* WORK TO COMPLETE *
Review the listing and copy each line that holds the word "ylabel".

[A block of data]
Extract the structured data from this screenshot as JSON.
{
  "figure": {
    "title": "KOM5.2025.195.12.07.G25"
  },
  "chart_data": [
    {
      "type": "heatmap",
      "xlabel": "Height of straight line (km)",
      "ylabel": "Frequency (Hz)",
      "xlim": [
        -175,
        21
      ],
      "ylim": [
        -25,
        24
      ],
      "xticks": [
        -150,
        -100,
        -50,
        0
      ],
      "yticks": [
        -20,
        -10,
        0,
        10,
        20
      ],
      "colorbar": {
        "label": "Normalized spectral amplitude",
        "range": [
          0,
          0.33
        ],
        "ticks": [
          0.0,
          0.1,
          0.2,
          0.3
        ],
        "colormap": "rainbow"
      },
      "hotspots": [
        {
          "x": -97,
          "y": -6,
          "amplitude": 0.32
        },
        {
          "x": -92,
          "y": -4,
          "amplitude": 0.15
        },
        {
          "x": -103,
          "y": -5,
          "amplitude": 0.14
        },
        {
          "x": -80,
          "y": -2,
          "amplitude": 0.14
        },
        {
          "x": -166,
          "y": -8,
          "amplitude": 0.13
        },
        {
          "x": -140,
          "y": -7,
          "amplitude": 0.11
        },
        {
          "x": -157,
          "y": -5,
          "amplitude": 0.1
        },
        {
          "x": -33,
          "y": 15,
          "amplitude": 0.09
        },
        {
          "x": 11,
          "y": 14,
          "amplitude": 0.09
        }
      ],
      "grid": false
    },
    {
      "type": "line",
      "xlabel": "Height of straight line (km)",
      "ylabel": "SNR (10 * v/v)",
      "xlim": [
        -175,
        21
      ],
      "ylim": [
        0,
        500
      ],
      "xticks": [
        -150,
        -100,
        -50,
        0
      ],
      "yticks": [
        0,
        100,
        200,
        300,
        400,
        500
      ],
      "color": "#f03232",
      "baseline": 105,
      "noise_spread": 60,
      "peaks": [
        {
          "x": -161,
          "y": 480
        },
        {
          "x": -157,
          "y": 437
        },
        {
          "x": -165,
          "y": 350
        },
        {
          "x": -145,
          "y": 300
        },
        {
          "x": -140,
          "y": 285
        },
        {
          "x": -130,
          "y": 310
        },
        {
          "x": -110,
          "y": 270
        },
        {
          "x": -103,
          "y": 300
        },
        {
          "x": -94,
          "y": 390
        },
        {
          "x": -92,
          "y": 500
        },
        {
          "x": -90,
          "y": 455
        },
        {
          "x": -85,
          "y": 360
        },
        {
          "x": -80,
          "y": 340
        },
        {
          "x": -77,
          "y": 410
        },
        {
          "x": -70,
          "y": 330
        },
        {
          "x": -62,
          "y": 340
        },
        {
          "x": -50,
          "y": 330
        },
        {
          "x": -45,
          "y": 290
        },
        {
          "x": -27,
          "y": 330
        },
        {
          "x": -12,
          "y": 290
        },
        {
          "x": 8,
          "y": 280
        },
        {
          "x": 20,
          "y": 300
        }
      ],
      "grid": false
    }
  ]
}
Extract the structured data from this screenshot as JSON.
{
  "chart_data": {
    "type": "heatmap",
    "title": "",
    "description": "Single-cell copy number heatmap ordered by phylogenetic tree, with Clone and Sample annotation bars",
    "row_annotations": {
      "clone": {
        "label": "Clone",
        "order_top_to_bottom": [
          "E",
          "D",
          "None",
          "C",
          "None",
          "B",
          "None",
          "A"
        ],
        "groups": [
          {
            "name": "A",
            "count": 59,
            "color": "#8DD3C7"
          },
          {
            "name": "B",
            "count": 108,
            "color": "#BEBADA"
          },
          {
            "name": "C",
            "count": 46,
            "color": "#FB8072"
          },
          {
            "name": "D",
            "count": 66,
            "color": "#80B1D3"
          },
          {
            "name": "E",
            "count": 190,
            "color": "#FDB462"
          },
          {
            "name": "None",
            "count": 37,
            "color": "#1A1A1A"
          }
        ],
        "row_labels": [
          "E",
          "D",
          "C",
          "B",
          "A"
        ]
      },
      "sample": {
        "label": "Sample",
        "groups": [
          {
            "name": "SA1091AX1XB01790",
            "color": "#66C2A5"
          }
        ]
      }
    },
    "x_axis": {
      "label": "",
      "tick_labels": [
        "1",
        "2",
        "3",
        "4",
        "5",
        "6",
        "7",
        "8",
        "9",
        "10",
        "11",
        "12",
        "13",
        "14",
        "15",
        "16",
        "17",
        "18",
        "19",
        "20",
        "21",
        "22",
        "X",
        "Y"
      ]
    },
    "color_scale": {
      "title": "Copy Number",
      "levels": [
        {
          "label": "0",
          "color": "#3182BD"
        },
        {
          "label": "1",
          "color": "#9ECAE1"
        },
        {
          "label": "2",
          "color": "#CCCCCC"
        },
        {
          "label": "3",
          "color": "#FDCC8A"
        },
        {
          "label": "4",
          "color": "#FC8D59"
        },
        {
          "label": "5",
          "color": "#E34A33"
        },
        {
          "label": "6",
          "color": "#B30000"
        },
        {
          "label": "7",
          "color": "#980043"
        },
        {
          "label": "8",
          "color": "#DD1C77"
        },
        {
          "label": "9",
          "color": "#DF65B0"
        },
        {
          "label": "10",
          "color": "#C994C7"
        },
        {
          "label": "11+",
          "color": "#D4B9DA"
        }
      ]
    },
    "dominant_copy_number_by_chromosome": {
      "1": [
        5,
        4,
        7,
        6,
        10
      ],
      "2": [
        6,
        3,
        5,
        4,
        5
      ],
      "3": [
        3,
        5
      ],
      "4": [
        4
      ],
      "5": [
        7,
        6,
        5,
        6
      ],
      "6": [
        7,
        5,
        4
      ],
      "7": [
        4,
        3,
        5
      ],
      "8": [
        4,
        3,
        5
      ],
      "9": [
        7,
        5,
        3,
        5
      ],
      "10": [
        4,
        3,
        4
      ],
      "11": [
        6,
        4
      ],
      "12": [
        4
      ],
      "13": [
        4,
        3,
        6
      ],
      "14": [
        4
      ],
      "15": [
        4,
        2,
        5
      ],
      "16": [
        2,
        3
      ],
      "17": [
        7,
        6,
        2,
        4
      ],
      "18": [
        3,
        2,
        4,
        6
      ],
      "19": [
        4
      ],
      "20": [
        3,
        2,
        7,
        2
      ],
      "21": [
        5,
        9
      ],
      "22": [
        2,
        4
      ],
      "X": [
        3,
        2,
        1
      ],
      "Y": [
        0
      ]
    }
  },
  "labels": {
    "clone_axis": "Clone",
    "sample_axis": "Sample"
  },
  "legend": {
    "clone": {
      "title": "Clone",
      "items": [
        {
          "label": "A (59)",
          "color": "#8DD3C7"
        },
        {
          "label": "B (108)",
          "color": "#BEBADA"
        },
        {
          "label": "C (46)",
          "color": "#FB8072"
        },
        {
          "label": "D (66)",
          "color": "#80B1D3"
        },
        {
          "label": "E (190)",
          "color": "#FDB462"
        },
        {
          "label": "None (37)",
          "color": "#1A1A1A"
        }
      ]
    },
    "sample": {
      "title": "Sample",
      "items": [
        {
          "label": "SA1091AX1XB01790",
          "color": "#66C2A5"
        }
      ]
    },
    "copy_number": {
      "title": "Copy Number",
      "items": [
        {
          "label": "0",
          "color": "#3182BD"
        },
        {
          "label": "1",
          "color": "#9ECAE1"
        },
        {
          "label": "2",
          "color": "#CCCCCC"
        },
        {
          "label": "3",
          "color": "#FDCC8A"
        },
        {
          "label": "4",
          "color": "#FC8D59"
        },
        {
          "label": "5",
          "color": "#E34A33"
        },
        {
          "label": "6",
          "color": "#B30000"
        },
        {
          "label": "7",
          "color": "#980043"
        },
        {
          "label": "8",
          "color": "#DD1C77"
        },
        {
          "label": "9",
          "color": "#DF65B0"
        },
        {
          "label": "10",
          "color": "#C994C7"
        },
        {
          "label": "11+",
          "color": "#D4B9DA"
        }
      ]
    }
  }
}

* CORRECT OUTPUT *
      "ylabel": "Frequency (Hz)",
      "ylabel": "SNR (10 * v/v)",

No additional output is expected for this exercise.